TASK INSTRUCTIONS: Nothing other than the lines from the one containing "Convert this screenshot" through the close of the entries below should be printed, each exactly.

ITEMS:
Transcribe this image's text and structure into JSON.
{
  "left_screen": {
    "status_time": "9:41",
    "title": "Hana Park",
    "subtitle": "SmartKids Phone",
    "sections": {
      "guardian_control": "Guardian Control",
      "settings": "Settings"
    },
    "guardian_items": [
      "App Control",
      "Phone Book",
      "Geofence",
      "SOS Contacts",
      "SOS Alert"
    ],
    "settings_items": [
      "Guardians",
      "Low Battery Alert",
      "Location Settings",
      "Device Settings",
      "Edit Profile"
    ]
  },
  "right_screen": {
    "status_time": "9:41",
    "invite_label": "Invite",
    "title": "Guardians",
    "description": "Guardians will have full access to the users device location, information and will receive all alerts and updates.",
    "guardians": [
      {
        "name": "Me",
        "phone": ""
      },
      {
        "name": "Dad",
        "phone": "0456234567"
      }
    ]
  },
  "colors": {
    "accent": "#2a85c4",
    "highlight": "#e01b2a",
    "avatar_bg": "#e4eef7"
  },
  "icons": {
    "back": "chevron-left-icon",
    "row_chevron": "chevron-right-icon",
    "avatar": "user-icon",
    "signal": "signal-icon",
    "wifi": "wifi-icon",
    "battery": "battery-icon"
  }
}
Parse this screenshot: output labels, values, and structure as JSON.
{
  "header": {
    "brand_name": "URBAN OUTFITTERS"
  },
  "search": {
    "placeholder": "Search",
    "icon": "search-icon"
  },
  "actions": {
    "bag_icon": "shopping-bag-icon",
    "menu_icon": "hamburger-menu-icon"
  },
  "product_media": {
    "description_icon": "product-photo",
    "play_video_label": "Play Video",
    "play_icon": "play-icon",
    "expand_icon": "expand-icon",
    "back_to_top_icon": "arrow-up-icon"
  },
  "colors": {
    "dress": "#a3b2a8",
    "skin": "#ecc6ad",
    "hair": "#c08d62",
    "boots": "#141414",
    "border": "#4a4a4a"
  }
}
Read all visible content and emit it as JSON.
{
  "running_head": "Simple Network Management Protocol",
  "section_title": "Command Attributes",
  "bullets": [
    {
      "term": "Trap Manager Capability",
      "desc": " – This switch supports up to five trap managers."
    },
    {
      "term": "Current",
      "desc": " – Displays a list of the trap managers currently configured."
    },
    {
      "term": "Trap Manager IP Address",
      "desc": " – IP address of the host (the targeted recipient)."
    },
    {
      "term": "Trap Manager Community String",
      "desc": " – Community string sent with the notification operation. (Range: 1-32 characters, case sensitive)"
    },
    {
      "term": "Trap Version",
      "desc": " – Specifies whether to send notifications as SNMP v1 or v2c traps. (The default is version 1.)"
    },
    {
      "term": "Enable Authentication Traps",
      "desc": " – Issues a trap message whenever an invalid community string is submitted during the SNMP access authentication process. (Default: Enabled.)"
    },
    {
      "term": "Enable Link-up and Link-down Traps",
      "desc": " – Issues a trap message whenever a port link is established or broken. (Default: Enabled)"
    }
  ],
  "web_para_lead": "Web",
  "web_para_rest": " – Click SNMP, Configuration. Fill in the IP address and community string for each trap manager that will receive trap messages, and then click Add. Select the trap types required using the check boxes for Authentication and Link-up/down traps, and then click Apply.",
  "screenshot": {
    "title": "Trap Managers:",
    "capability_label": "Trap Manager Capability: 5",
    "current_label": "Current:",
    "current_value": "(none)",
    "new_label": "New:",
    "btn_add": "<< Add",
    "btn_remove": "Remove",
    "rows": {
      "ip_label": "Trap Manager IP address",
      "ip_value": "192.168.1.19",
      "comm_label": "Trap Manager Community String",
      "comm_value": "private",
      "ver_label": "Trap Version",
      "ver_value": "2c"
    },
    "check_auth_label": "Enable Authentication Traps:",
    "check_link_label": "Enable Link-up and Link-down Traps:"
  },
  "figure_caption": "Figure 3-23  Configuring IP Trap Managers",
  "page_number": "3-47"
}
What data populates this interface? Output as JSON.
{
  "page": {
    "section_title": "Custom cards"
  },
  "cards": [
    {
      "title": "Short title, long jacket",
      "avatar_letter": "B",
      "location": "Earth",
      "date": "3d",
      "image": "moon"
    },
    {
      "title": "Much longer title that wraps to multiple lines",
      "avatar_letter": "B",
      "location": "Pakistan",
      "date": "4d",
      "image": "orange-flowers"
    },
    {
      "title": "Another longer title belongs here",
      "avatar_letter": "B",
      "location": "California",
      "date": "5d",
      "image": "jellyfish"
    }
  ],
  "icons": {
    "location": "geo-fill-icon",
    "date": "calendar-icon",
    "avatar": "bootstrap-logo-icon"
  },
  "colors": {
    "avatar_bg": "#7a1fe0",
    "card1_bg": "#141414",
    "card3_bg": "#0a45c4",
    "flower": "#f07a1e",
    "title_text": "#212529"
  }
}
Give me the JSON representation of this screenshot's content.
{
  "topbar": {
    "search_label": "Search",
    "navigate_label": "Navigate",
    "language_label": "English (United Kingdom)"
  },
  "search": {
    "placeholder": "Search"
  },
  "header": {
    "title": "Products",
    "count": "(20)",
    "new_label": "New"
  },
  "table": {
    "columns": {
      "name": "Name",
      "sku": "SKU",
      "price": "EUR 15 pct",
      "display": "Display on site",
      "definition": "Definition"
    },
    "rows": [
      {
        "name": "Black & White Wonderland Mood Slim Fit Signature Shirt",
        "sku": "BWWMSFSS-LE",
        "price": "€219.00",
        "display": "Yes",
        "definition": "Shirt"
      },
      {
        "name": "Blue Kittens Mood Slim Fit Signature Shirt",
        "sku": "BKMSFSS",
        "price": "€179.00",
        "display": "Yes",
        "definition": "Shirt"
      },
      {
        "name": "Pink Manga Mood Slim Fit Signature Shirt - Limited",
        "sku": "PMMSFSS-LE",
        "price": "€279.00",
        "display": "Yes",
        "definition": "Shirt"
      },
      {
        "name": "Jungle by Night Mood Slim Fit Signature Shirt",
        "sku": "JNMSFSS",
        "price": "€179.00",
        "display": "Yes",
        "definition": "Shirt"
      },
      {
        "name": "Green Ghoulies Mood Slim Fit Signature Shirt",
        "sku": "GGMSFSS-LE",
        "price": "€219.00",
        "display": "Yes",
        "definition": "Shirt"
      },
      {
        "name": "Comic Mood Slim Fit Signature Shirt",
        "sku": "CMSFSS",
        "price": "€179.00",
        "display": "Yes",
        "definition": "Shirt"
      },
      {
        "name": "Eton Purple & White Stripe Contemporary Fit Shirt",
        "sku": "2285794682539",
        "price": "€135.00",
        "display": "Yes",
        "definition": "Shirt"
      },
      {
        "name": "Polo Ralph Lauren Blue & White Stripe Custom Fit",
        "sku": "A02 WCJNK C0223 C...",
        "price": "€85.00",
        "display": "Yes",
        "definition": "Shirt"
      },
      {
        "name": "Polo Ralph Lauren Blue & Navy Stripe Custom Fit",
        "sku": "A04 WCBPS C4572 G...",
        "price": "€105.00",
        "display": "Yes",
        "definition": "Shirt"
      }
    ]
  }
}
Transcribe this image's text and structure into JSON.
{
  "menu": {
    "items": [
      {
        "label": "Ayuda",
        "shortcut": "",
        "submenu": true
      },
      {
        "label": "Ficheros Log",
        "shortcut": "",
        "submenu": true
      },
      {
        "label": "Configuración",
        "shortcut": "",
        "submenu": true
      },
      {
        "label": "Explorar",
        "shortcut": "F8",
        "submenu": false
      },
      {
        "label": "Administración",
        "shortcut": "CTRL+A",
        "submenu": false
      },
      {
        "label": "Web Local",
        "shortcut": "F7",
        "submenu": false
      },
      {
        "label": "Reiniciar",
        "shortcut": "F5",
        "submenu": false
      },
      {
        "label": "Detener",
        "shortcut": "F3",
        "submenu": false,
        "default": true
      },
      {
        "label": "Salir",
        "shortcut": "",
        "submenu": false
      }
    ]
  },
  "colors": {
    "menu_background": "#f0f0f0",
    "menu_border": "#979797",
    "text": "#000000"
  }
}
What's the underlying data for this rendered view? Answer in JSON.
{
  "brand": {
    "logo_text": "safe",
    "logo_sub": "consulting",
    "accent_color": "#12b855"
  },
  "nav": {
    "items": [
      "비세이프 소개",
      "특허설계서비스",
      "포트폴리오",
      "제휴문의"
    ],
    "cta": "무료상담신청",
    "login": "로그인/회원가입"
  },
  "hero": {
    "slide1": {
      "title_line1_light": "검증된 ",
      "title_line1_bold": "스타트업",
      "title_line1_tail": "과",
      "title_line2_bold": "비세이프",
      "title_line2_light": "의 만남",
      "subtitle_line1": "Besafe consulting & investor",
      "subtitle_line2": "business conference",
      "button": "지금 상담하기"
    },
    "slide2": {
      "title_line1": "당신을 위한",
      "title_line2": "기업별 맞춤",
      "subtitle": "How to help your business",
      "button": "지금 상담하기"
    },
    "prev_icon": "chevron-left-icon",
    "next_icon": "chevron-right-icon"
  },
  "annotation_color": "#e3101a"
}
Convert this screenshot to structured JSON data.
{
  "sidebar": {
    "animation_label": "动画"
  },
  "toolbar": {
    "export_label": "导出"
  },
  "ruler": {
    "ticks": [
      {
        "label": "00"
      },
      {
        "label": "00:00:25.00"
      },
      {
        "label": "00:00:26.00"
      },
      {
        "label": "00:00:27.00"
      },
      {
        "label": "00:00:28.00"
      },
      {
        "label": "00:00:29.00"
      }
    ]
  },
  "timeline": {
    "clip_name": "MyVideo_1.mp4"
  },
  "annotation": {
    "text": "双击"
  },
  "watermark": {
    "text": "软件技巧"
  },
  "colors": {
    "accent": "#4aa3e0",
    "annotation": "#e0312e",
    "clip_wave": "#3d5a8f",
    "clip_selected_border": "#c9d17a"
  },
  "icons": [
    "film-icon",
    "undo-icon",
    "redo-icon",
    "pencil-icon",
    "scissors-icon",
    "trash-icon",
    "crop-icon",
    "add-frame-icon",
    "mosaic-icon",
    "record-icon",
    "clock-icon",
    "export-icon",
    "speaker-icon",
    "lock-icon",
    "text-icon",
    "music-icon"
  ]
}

ANSWER:
Convert this screenshot to structured JSON data.
{
  "sidebar": {
    "animation_label": "动画"
  },
  "toolbar": {
    "export_label": "导出"
  },
  "ruler": {
    "ticks": [
      {
        "label": "00"
      },
      {
        "label": "00:00:25.00"
      },
      {
        "label": "00:00:26.00"
      },
      {
        "label": "00:00:27.00"
      },
      {
        "label": "00:00:28.00"
      },
      {
        "label": "00:00:29.00"
      }
    ]
  },
  "timeline": {
    "clip_name": "MyVideo_1.mp4"
  },
  "annotation": {
    "text": "双击"
  },
  "watermark": {
    "text": "软件技巧"
  },
  "colors": {
    "accent": "#4aa3e0",
    "annotation": "#e0312e",
    "clip_wave": "#3d5a8f",
    "clip_selected_border": "#c9d17a"
  },
  "icons": [
    "film-icon",
    "undo-icon",
    "redo-icon",
    "pencil-icon",
    "scissors-icon",
    "trash-icon",
    "crop-icon",
    "add-frame-icon",
    "mosaic-icon",
    "record-icon",
    "clock-icon",
    "export-icon",
    "speaker-icon",
    "lock-icon",
    "text-icon",
    "music-icon"
  ]
}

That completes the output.